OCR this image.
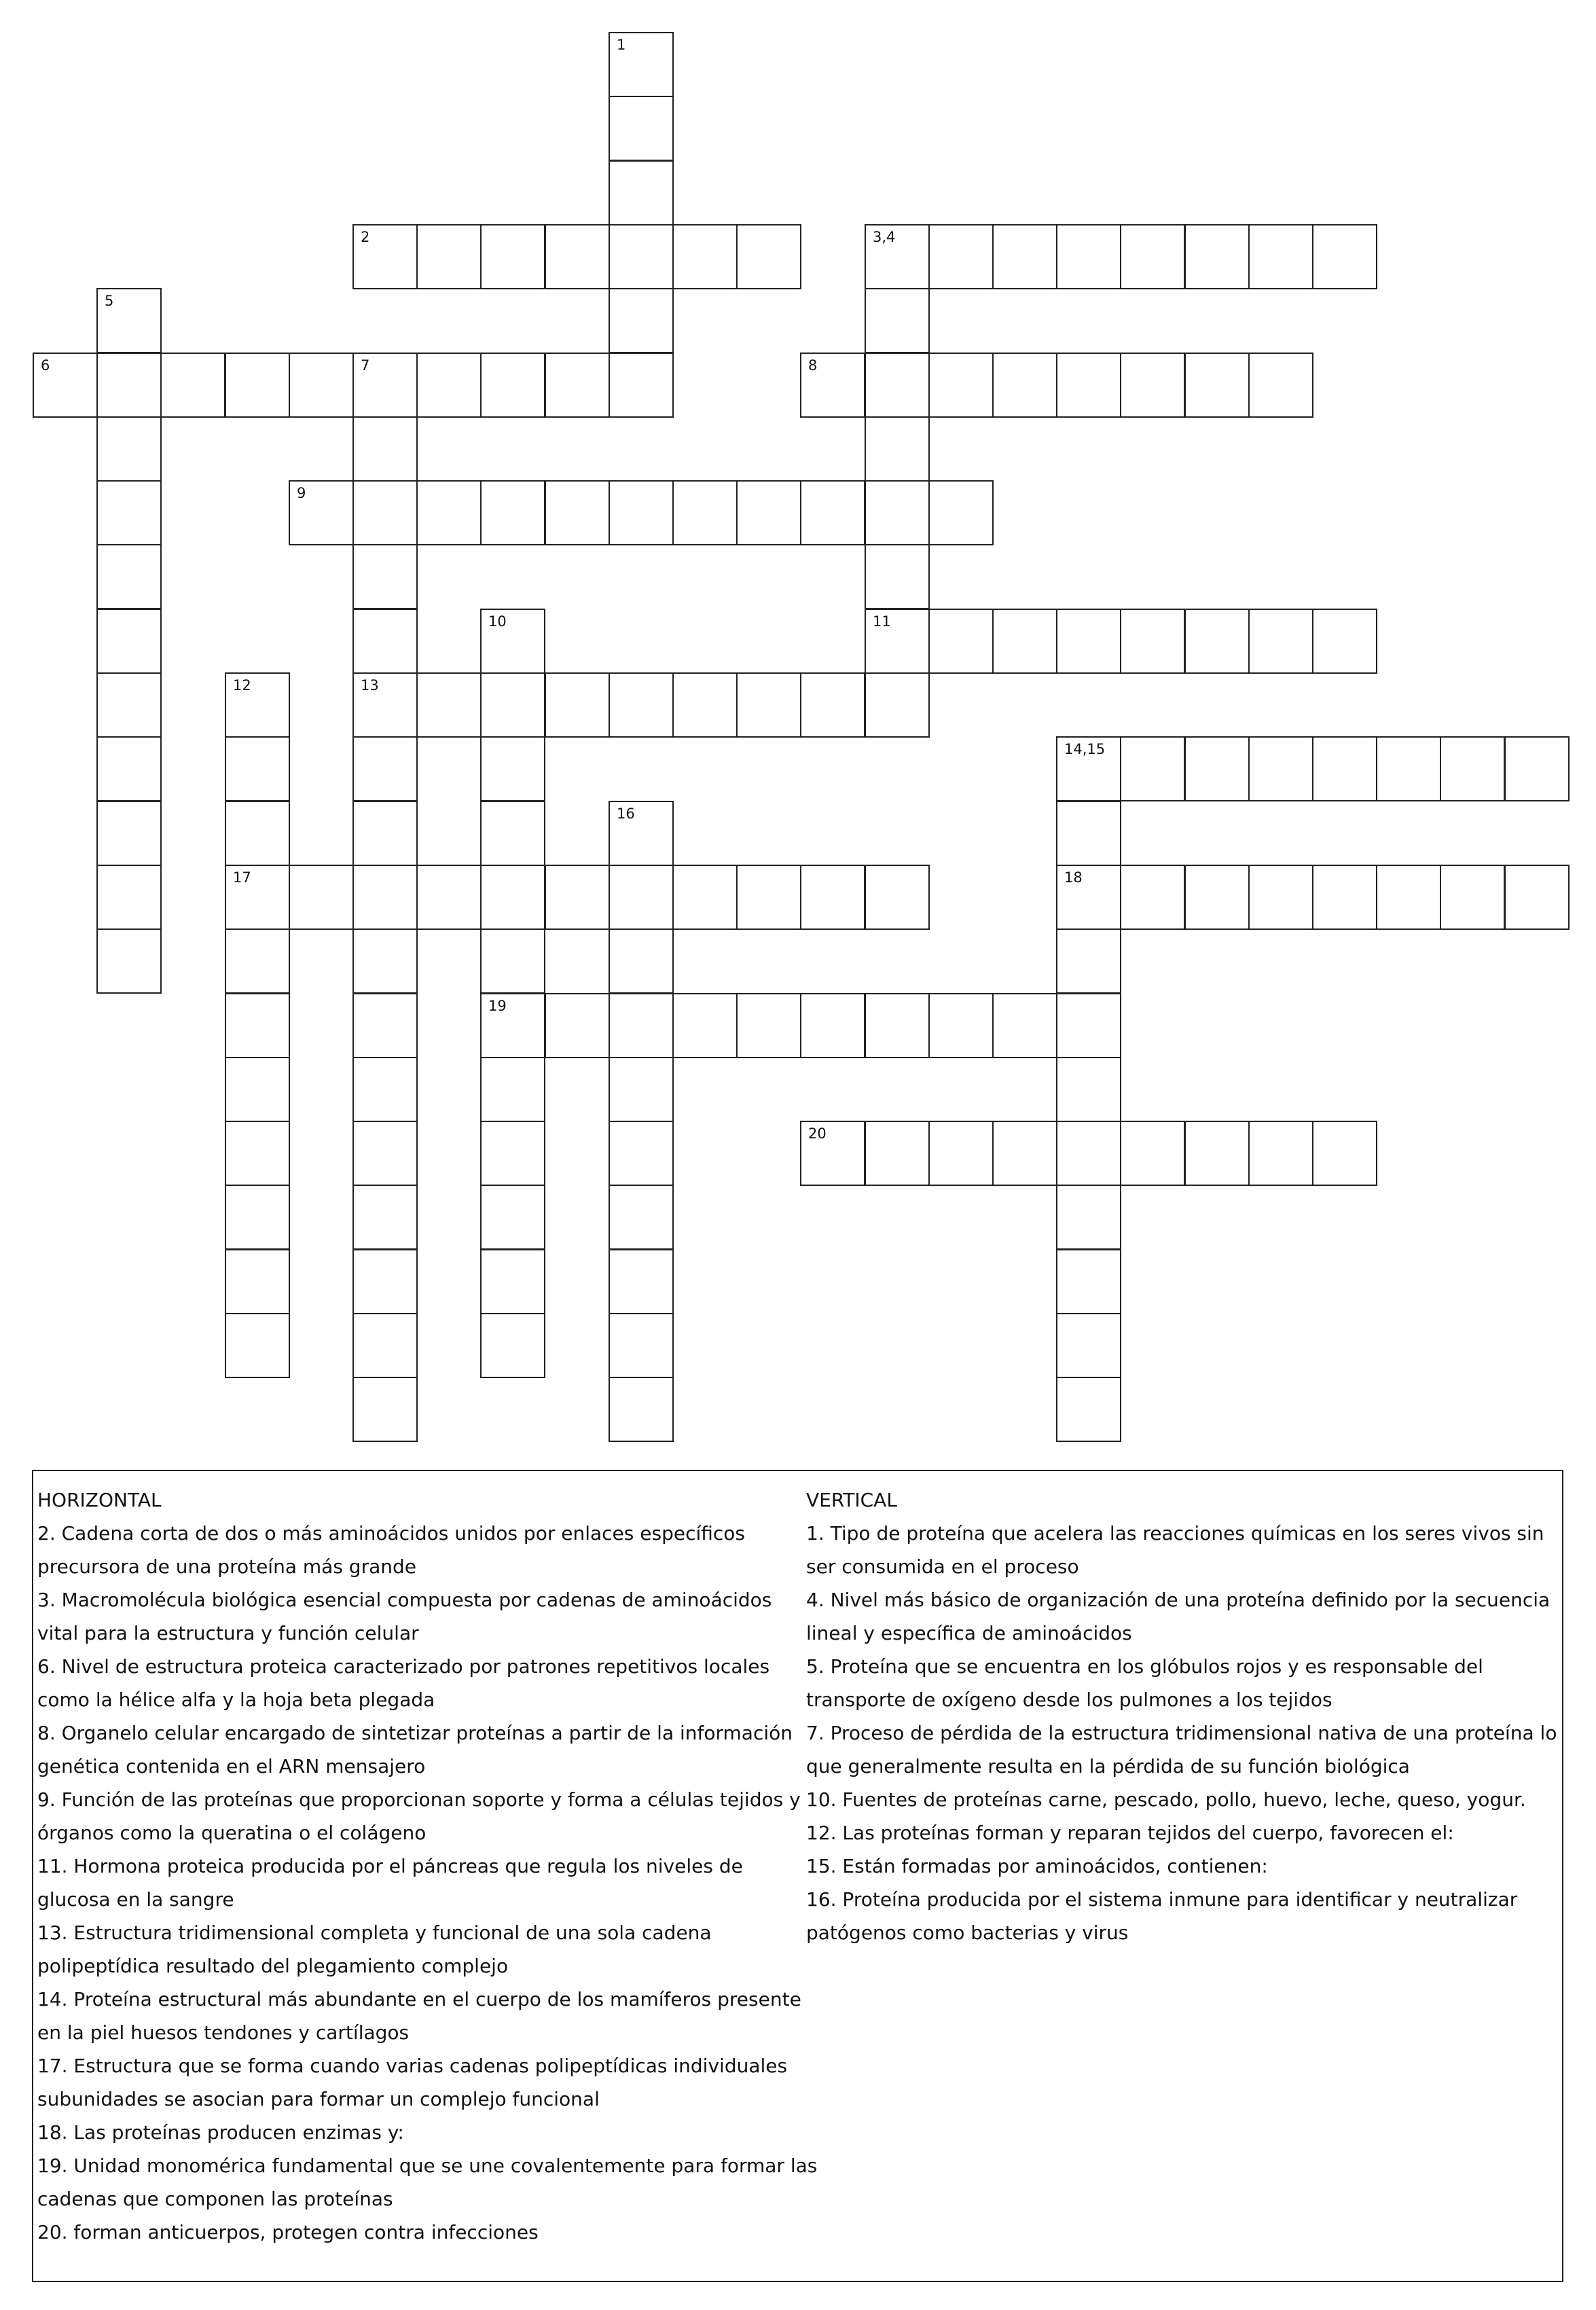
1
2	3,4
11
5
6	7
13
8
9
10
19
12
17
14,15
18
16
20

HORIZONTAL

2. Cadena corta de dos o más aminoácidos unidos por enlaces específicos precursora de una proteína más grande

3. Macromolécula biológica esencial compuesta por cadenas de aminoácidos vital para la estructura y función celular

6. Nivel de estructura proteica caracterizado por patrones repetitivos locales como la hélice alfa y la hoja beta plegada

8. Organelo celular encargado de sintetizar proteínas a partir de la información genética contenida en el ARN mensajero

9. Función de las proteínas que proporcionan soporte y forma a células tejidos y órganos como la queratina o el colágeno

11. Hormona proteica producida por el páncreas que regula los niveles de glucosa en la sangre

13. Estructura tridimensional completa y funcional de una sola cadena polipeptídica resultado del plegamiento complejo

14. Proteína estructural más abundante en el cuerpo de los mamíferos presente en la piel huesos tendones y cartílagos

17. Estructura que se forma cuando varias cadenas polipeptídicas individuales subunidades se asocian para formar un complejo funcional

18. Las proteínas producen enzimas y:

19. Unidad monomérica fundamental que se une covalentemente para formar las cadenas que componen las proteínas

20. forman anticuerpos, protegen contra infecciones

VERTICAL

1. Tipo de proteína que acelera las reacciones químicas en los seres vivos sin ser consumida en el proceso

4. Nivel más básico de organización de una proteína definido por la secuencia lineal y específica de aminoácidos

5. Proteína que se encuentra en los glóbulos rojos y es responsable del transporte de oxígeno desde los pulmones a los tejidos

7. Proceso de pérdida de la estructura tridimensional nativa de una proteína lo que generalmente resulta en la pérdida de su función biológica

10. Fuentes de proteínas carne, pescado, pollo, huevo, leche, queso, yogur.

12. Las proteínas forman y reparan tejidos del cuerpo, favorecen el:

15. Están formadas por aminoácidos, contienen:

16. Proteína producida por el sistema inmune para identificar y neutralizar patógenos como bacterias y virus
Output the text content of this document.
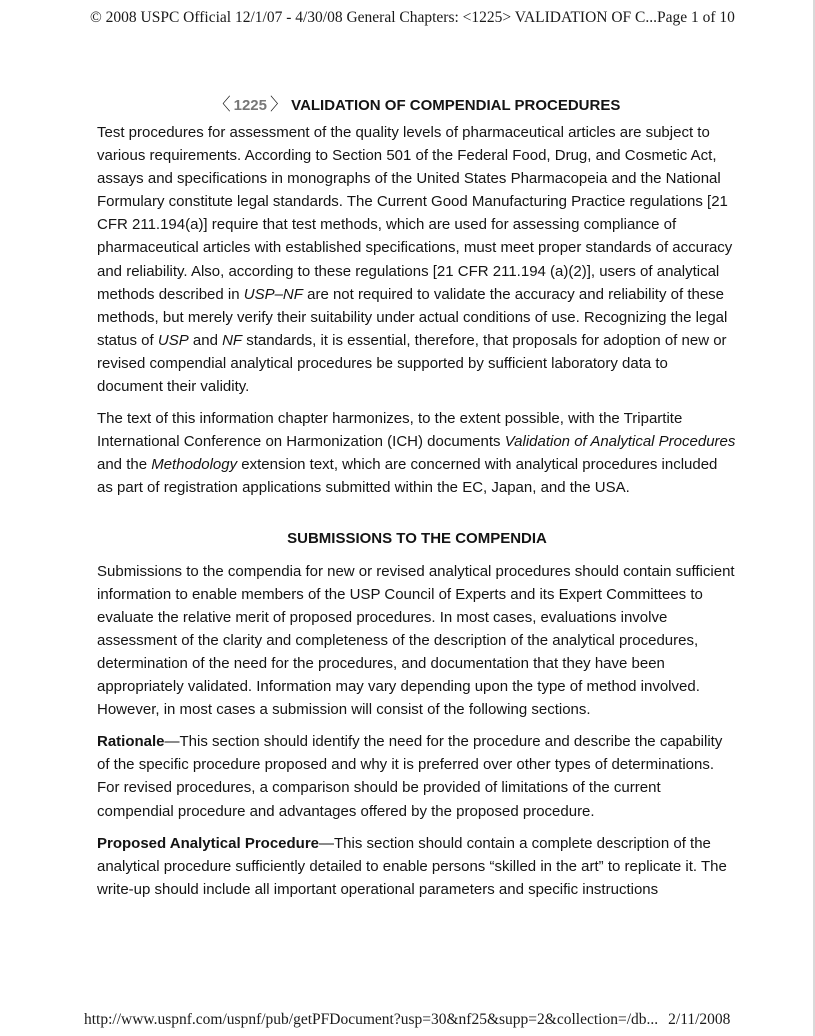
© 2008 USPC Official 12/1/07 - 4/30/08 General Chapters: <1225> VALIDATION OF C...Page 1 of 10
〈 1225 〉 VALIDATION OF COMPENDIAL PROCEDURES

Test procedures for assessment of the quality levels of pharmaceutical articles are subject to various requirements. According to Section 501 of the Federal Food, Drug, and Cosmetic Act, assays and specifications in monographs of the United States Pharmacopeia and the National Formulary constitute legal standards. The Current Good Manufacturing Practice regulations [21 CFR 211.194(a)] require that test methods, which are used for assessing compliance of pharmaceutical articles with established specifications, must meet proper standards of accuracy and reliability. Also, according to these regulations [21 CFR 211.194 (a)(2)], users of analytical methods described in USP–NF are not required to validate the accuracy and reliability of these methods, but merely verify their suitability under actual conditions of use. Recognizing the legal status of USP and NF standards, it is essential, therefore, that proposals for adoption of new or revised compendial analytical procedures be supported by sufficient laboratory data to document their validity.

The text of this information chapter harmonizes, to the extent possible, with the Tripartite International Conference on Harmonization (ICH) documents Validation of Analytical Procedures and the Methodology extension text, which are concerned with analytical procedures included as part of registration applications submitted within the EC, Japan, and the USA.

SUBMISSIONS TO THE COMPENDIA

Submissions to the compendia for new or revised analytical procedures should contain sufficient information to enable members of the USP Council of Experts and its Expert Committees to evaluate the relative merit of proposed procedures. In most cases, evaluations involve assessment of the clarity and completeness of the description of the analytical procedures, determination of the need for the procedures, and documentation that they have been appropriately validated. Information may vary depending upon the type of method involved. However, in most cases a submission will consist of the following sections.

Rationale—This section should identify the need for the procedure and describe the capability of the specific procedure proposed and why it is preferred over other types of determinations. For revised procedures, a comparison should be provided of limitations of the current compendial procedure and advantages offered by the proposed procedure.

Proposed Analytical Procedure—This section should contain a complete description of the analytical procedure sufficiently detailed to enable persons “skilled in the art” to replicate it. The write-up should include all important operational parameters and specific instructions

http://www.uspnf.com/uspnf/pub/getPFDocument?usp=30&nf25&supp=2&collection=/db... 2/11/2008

REQUIRED ACTION
Whenever "text" shows up in a line of the listing, copy that whole line.

YOUR RESPONSE
Output the text content of this document.
The text of this information chapter harmonizes, to the extent possible, with the Tripartite International Conference on Harmonization (ICH) documents Validation of Analytical Procedures and the Methodology extension text, which are concerned with analytical procedures included as part of registration applications submitted within the EC, Japan, and the USA.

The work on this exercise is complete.